» **TASK INSTRUCTIONS**
Count the lines containing "канал". Give the number alone.
+++
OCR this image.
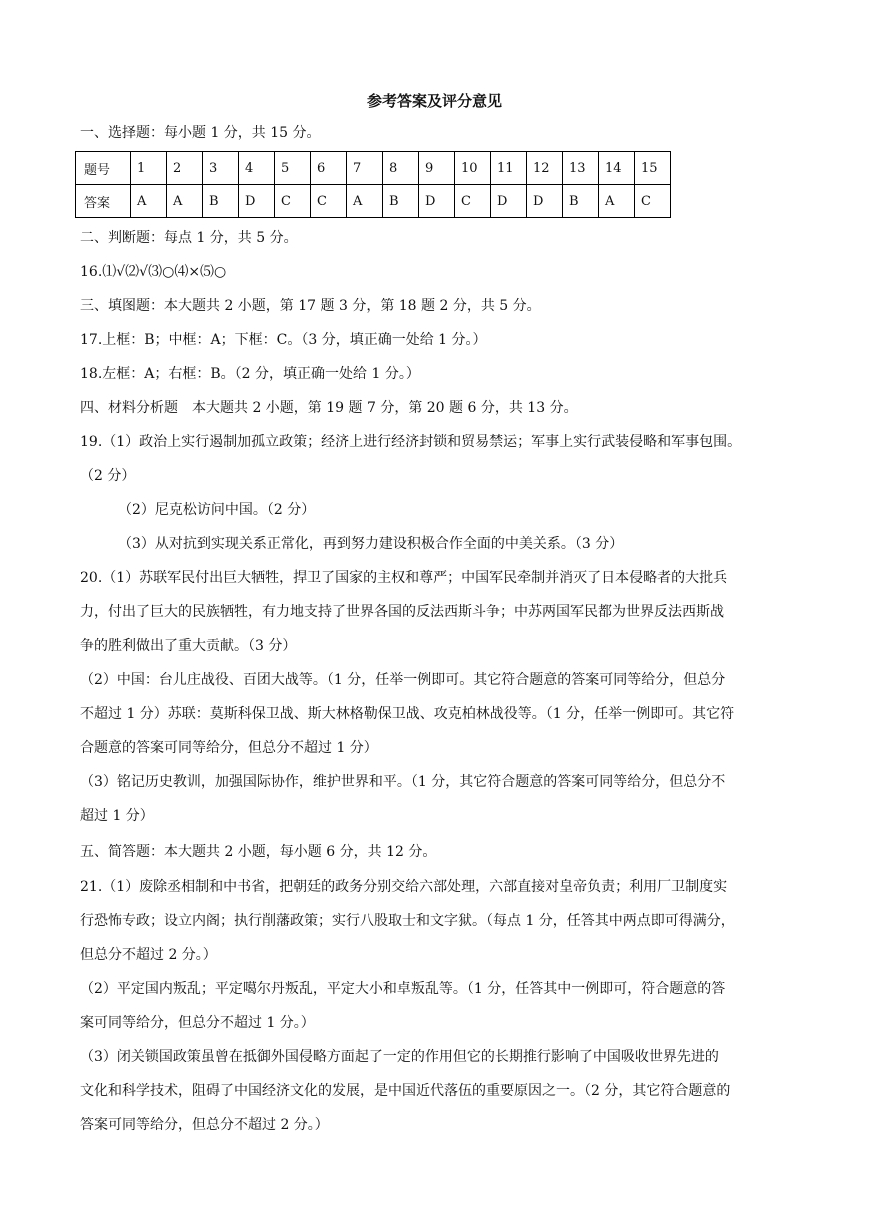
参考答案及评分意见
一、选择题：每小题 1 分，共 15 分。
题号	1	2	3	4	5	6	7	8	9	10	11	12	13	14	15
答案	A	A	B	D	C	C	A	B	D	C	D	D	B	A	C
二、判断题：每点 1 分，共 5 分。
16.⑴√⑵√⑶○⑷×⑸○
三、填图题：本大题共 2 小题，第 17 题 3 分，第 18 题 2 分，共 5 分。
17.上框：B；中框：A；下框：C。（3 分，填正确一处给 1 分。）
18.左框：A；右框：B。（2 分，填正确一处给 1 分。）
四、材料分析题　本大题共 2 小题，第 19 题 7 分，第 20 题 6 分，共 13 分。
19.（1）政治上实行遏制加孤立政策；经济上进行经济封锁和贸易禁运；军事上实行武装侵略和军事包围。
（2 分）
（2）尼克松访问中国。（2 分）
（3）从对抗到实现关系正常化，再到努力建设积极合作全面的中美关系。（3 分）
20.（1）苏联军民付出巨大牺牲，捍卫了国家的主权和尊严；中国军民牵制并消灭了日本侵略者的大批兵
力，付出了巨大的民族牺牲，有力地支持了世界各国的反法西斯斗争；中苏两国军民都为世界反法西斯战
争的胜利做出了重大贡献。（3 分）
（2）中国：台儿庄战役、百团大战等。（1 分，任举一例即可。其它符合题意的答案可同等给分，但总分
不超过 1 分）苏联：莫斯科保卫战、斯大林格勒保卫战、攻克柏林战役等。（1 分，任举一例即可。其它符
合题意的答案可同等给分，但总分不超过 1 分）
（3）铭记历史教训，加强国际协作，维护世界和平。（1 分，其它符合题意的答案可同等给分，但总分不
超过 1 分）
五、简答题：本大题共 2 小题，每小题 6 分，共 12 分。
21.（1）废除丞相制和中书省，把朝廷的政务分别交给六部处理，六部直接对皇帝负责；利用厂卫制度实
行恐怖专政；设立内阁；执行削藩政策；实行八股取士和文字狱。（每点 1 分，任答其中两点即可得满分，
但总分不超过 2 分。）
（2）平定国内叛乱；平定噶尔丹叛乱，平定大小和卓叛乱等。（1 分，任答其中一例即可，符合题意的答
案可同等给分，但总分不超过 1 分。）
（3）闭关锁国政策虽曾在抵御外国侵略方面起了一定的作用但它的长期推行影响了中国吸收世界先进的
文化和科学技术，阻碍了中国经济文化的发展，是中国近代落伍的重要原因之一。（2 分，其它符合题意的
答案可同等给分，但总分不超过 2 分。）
+++
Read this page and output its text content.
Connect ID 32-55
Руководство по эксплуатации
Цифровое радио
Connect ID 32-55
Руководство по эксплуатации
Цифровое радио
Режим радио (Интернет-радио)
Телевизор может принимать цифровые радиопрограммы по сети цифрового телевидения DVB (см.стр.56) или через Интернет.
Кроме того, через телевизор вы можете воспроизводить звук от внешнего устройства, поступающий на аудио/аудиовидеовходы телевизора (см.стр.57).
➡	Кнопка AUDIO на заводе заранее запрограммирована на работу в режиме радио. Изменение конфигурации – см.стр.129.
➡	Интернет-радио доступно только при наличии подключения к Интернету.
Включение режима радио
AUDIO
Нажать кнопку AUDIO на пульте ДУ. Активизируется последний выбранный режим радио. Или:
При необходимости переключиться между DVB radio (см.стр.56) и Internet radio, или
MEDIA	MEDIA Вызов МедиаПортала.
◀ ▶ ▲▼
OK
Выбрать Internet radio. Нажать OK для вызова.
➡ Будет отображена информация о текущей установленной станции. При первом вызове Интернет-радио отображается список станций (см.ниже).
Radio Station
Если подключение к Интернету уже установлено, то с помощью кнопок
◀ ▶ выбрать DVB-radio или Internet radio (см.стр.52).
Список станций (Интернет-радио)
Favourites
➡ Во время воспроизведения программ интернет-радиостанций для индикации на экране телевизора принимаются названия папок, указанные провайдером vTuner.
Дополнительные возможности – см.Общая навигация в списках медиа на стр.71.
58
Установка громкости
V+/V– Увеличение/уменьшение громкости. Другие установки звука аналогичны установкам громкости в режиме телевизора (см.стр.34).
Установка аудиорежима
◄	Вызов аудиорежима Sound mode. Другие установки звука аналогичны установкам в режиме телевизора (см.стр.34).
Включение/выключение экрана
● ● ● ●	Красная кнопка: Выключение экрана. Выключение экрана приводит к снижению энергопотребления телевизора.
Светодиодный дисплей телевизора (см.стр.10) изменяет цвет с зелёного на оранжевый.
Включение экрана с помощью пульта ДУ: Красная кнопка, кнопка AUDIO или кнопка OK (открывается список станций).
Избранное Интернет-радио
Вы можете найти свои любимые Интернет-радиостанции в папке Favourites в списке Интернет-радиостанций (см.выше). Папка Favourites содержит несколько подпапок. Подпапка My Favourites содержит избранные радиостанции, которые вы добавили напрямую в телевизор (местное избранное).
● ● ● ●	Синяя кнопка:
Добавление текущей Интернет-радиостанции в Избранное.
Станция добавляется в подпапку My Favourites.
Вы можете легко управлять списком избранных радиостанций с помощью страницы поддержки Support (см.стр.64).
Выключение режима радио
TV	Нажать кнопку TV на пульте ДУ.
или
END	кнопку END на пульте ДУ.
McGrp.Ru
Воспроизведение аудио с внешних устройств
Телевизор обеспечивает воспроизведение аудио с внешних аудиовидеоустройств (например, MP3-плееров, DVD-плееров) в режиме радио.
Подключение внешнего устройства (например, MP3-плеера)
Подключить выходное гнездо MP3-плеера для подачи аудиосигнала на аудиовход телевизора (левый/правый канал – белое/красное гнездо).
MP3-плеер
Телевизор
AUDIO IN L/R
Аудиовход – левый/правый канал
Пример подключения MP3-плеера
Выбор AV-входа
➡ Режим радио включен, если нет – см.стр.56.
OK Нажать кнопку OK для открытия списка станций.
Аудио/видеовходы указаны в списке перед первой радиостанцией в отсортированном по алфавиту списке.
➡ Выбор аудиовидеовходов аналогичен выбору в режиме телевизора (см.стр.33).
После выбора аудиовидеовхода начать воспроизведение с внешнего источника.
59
+++
» **THE ANSWER**
2